Texte du document —
· · · · ·

C’est ici réellement que la comédie a commencé, une comédie, à vrai dire, assez humiliante pour ceux qui l’ont jouée et pour les institutions. M. le président du conseil a été obligé d’employer toute sa diplomatie pour amener le sénat à renoncer au droit qu’il s’était réservé d’élire un certain nombre de sénateurs, pour décider la chambre des députés à se déjuger en abandonnant le suffrage universel qu’elle avait voté la veille, pour concilier les divers systèmes de proportionnalité adoptés dans les deux assemblées. Le résultat si péniblement conquis est un expédient absolument arbitraire, qui ne répond à rien si ce n’est à des arrière-pensées plus ou moins déguisées, et qui laisse le sénat affaibli, diminué, suspecté dans son origine. C’est là peut-être au fond ce qu’on voulait. M. le président du conseil lui-même s’est fait un devoir de ramener le sénat à la modestie ; il ne lui a pas caché qu’il était une assemblée subordonnée, qu’il pouvait tout au plus être un contrôleur utile sans avoir aucun droit de direction politique. La majorité républicaine du sénat n’a rien dit, elle a tout accepté ! Et c’est là ce que M. le président du conseil appelle pratiquer, fortifier le régime parlementaire, remettre en équilibre et en honneur le système des deux chambres ! Le dernier mot de cette révision du mois d’août est une loi dont l’unique secret est peut-être d’empêcher quelques hommes de revenir au Luxembourg. C’est la grande politique républicaine dans une de ses plus belles manifestations !

Le malheur est que tout va à peu près de même, et que, si cette politique joue avec les institutions comme avec les affaires extérieures, elle ne joue pas moins avec les finances, avec le budget, et, à propos du budget, avec tous les intérêts administratifs, militaires ou religieux.

· · · · ·

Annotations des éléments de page
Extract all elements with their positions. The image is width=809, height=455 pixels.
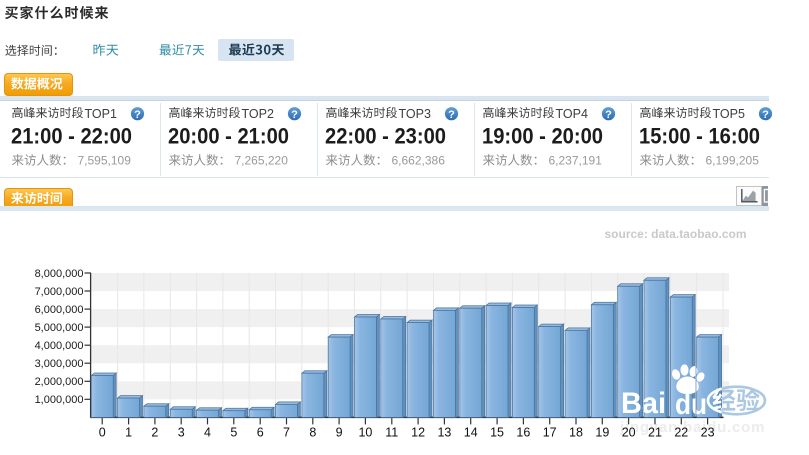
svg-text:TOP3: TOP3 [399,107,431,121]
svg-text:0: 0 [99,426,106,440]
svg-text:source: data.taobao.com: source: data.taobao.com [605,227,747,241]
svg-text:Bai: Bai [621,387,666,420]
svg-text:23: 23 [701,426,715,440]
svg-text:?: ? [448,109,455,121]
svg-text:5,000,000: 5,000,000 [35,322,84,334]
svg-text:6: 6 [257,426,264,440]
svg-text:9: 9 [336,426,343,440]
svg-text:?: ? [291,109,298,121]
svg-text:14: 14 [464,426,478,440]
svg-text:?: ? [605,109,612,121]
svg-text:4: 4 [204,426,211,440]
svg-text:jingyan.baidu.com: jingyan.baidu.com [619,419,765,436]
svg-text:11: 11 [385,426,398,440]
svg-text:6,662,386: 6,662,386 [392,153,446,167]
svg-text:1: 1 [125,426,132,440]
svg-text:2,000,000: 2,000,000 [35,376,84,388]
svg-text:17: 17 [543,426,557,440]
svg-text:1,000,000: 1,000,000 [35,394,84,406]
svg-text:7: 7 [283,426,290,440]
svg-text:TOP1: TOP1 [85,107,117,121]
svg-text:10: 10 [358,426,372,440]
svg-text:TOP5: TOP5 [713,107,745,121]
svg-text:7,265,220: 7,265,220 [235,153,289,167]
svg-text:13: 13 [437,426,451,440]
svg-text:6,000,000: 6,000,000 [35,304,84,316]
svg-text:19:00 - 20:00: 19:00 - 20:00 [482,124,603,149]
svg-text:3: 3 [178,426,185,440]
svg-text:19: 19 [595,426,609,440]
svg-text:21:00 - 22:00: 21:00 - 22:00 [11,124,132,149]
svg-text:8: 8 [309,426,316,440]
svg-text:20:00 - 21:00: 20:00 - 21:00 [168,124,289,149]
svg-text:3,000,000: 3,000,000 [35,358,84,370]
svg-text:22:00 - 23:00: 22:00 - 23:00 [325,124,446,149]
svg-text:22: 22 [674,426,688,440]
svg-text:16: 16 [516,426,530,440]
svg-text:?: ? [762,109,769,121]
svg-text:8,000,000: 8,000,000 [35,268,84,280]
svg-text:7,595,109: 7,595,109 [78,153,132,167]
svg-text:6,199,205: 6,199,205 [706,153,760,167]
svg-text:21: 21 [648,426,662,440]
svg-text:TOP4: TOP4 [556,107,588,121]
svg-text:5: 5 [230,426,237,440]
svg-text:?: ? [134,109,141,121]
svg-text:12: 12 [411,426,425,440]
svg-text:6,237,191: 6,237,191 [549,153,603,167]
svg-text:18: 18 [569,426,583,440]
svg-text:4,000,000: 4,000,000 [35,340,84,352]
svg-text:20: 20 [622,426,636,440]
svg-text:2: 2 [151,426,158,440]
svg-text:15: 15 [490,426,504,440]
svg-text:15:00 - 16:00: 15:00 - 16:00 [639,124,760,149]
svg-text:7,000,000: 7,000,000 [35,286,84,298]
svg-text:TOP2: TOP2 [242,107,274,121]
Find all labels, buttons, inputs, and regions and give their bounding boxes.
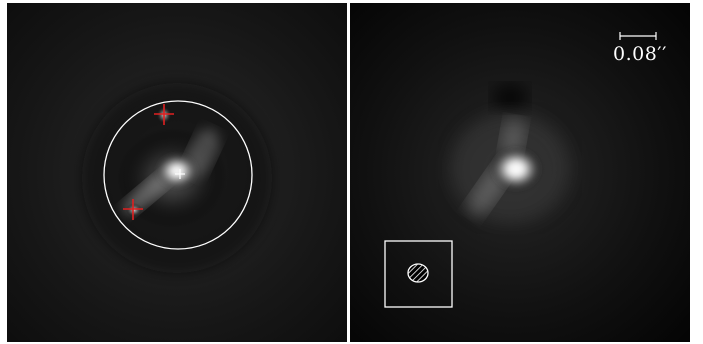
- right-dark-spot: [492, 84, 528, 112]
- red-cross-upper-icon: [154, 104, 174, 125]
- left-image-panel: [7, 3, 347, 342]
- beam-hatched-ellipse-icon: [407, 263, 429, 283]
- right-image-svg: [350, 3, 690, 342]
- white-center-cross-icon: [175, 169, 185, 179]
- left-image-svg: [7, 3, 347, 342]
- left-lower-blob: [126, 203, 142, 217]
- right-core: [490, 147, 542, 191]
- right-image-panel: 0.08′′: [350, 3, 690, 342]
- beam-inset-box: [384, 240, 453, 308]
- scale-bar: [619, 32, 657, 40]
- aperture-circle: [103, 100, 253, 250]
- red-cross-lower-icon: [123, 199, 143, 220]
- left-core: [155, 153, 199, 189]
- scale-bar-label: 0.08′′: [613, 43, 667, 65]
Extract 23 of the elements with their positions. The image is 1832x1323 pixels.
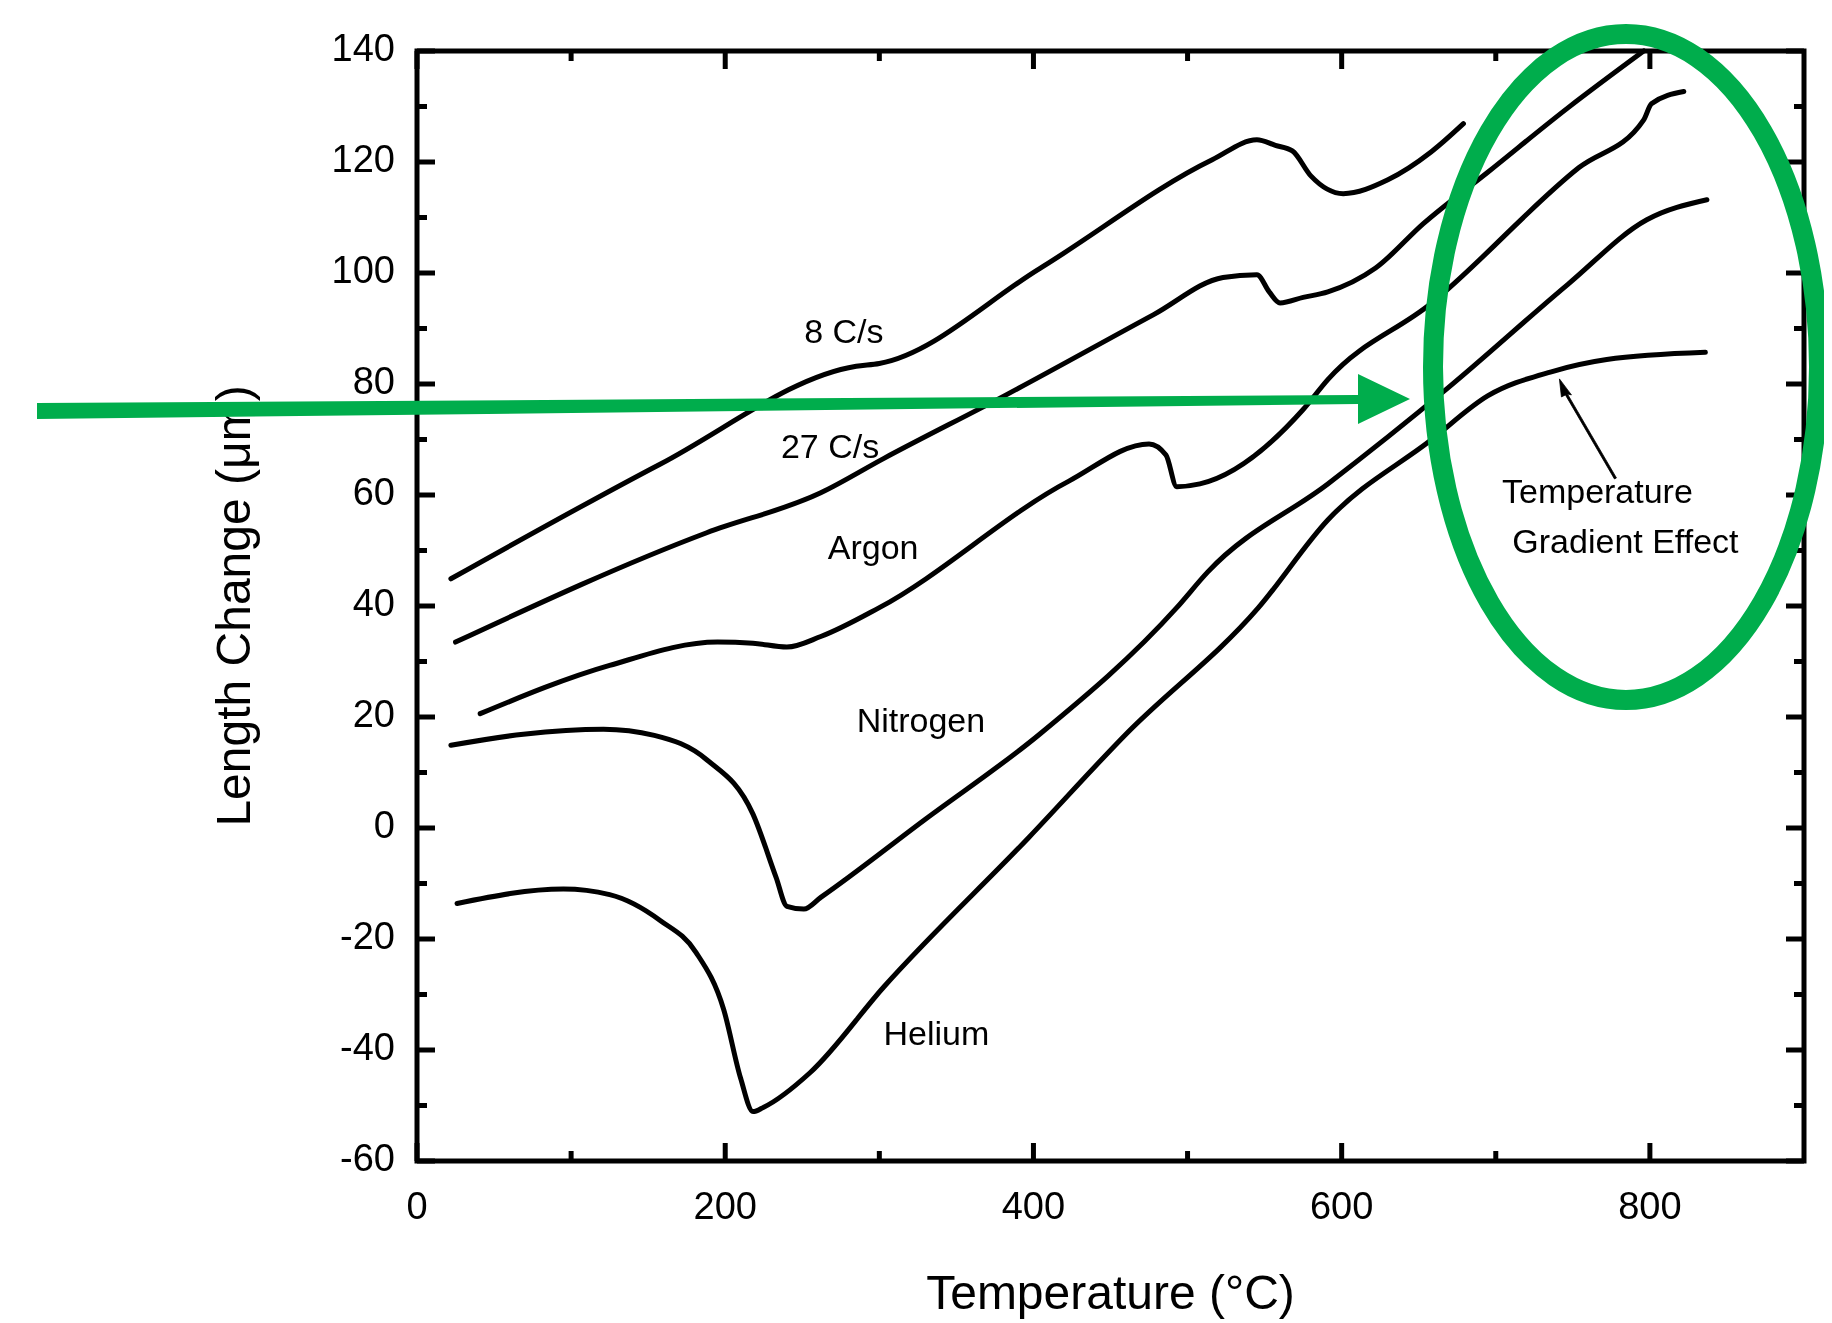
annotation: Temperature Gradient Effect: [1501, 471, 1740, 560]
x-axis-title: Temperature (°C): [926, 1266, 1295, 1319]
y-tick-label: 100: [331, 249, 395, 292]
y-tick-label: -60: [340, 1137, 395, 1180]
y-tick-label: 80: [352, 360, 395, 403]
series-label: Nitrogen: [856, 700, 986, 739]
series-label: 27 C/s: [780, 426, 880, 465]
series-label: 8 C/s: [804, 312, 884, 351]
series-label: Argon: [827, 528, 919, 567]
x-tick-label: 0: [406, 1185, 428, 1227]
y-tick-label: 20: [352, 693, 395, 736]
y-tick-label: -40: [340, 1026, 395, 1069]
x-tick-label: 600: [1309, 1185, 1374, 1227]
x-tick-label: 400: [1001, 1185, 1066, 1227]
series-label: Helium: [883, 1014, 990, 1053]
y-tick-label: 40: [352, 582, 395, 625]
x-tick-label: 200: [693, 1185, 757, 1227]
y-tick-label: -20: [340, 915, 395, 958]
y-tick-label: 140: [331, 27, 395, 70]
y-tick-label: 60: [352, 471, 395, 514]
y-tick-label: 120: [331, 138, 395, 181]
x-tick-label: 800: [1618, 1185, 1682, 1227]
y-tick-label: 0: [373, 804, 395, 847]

· · · · ·

Consignes —
1. Recopiez le passage du texte du document qui va de « Le malheur est » à « militaires ou religieux. ».
2. D'après le texte du document, à quel droit le président du conseil a-t-il dû amener le sénat à renoncer ?
Les lignes n'ont aucun rapport avec le texte du document.

Corrigés —
1.
Le malheur est que tout va à peu près de même, et que, si cette politique joue avec les institutions comme avec les affaires extérieures, elle ne joue pas moins avec les finances, avec le budget, et, à propos du budget, avec tous les intérêts administratifs, militaires ou religieux.

2. Au droit qu'il s'était réservé d'élire un certain nombre de sénateurs.